== Written task ==
Write out the full set of records exactly. Any pictures in them do not belong in the copy.

--- start of Data ---

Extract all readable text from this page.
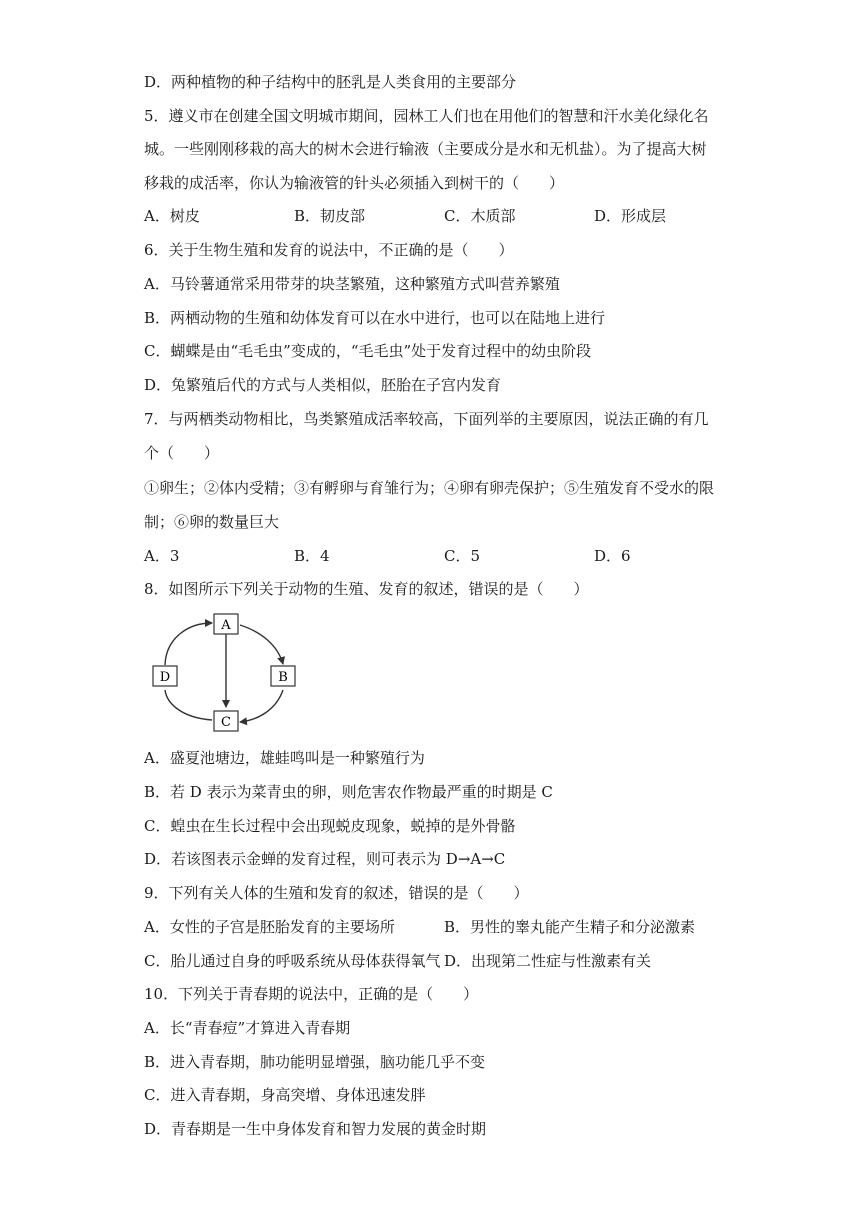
D．两种植物的种子结构中的胚乳是人类食用的主要部分
5．遵义市在创建全国文明城市期间，园林工人们也在用他们的智慧和汗水美化绿化名
城。一些刚刚移栽的高大的树木会进行输液（主要成分是水和无机盐）。为了提高大树
移栽的成活率，你认为输液管的针头必须插入到树干的（　　）
A．树皮	B．韧皮部	C．木质部	D．形成层
6．关于生物生殖和发育的说法中，不正确的是（　　）
A．马铃薯通常采用带芽的块茎繁殖，这种繁殖方式叫营养繁殖
B．两栖动物的生殖和幼体发育可以在水中进行，也可以在陆地上进行
C．蝴蝶是由“毛毛虫”变成的，“毛毛虫”处于发育过程中的幼虫阶段
D．兔繁殖后代的方式与人类相似，胚胎在子宫内发育
7．与两栖类动物相比，鸟类繁殖成活率较高，下面列举的主要原因，说法正确的有几
个（　　）
①卵生；②体内受精；③有孵卵与育雏行为；④卵有卵壳保护；⑤生殖发育不受水的限
制；⑥卵的数量巨大
A．3	B．4	C．5	D．6
8．如图所示下列关于动物的生殖、发育的叙述，错误的是（　　）
A
B
C
D
A．盛夏池塘边，雄蛙鸣叫是一种繁殖行为
B．若 D 表示为菜青虫的卵，则危害农作物最严重的时期是 C
C．蝗虫在生长过程中会出现蜕皮现象，蜕掉的是外骨骼
D．若该图表示金蝉的发育过程，则可表示为 D→A→C
9．下列有关人体的生殖和发育的叙述，错误的是（　　）
A．女性的子宫是胚胎发育的主要场所	B．男性的睾丸能产生精子和分泌激素
C．胎儿通过自身的呼吸系统从母体获得氧气 D．出现第二性症与性激素有关
10．下列关于青春期的说法中，正确的是（　　）
A．长“青春痘”才算进入青春期
B．进入青春期，肺功能明显增强，脑功能几乎不变
C．进入青春期，身高突增、身体迅速发胖
D．青春期是一生中身体发育和智力发展的黄金时期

--- end of Data ---

== Response to the task ==
Extract all readable text from this page.
D．两种植物的种子结构中的胚乳是人类食用的主要部分
5．遵义市在创建全国文明城市期间，园林工人们也在用他们的智慧和汗水美化绿化名
城。一些刚刚移栽的高大的树木会进行输液（主要成分是水和无机盐）。为了提高大树
移栽的成活率，你认为输液管的针头必须插入到树干的（　　）
A．树皮	B．韧皮部	C．木质部	D．形成层
6．关于生物生殖和发育的说法中，不正确的是（　　）
A．马铃薯通常采用带芽的块茎繁殖，这种繁殖方式叫营养繁殖
B．两栖动物的生殖和幼体发育可以在水中进行，也可以在陆地上进行
C．蝴蝶是由“毛毛虫”变成的，“毛毛虫”处于发育过程中的幼虫阶段
D．兔繁殖后代的方式与人类相似，胚胎在子宫内发育
7．与两栖类动物相比，鸟类繁殖成活率较高，下面列举的主要原因，说法正确的有几
个（　　）
①卵生；②体内受精；③有孵卵与育雏行为；④卵有卵壳保护；⑤生殖发育不受水的限
制；⑥卵的数量巨大
A．3	B．4	C．5	D．6
8．如图所示下列关于动物的生殖、发育的叙述，错误的是（　　）
A
B
C
D
A．盛夏池塘边，雄蛙鸣叫是一种繁殖行为
B．若 D 表示为菜青虫的卵，则危害农作物最严重的时期是 C
C．蝗虫在生长过程中会出现蜕皮现象，蜕掉的是外骨骼
D．若该图表示金蝉的发育过程，则可表示为 D→A→C
9．下列有关人体的生殖和发育的叙述，错误的是（　　）
A．女性的子宫是胚胎发育的主要场所	B．男性的睾丸能产生精子和分泌激素
C．胎儿通过自身的呼吸系统从母体获得氧气 D．出现第二性症与性激素有关
10．下列关于青春期的说法中，正确的是（　　）
A．长“青春痘”才算进入青春期
B．进入青春期，肺功能明显增强，脑功能几乎不变
C．进入青春期，身高突增、身体迅速发胖
D．青春期是一生中身体发育和智力发展的黄金时期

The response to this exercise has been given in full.